▶ WHAT YOU ARE ASKED TO DO:
Every line of the material below must be repeated exactly.

▶ RECORDS PROVIDED:
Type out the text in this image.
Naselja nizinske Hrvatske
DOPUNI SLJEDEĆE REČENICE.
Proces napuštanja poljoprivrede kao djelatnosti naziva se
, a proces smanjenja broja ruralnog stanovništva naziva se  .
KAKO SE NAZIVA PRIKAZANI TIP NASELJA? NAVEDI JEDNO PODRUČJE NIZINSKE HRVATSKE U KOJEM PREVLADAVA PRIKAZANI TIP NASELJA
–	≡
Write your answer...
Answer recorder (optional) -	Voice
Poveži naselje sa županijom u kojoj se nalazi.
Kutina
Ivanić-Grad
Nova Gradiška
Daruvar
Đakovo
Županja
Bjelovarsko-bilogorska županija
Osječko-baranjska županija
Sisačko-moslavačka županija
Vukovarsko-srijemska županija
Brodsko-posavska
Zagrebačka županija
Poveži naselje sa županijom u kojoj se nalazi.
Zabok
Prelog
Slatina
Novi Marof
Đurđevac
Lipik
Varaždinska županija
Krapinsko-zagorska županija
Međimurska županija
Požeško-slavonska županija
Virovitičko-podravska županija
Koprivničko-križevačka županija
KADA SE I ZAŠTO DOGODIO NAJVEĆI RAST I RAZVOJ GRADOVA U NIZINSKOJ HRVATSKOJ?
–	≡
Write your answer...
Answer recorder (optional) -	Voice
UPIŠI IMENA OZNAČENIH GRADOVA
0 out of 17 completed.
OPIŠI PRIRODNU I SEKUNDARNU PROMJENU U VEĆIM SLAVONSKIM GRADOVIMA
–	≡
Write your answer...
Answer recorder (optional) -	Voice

▶ SOLUTION:
Type out the text in this image.
Naselja nizinske Hrvatske
DOPUNI SLJEDEĆE REČENICE.
Proces napuštanja poljoprivrede kao djelatnosti naziva se
, a proces smanjenja broja ruralnog stanovništva naziva se  .
KAKO SE NAZIVA PRIKAZANI TIP NASELJA? NAVEDI JEDNO PODRUČJE NIZINSKE HRVATSKE U KOJEM PREVLADAVA PRIKAZANI TIP NASELJA
–	≡
Write your answer...
Answer recorder (optional) -	Voice
Poveži naselje sa županijom u kojoj se nalazi.
Kutina
Ivanić-Grad
Nova Gradiška
Daruvar
Đakovo
Županja
Bjelovarsko-bilogorska županija
Osječko-baranjska županija
Sisačko-moslavačka županija
Vukovarsko-srijemska županija
Brodsko-posavska
Zagrebačka županija
Poveži naselje sa županijom u kojoj se nalazi.
Zabok
Prelog
Slatina
Novi Marof
Đurđevac
Lipik
Varaždinska županija
Krapinsko-zagorska županija
Međimurska županija
Požeško-slavonska županija
Virovitičko-podravska županija
Koprivničko-križevačka županija
KADA SE I ZAŠTO DOGODIO NAJVEĆI RAST I RAZVOJ GRADOVA U NIZINSKOJ HRVATSKOJ?
–	≡
Write your answer...
Answer recorder (optional) -	Voice
UPIŠI IMENA OZNAČENIH GRADOVA
0 out of 17 completed.
OPIŠI PRIRODNU I SEKUNDARNU PROMJENU U VEĆIM SLAVONSKIM GRADOVIMA
–	≡
Write your answer...
Answer recorder (optional) -	Voice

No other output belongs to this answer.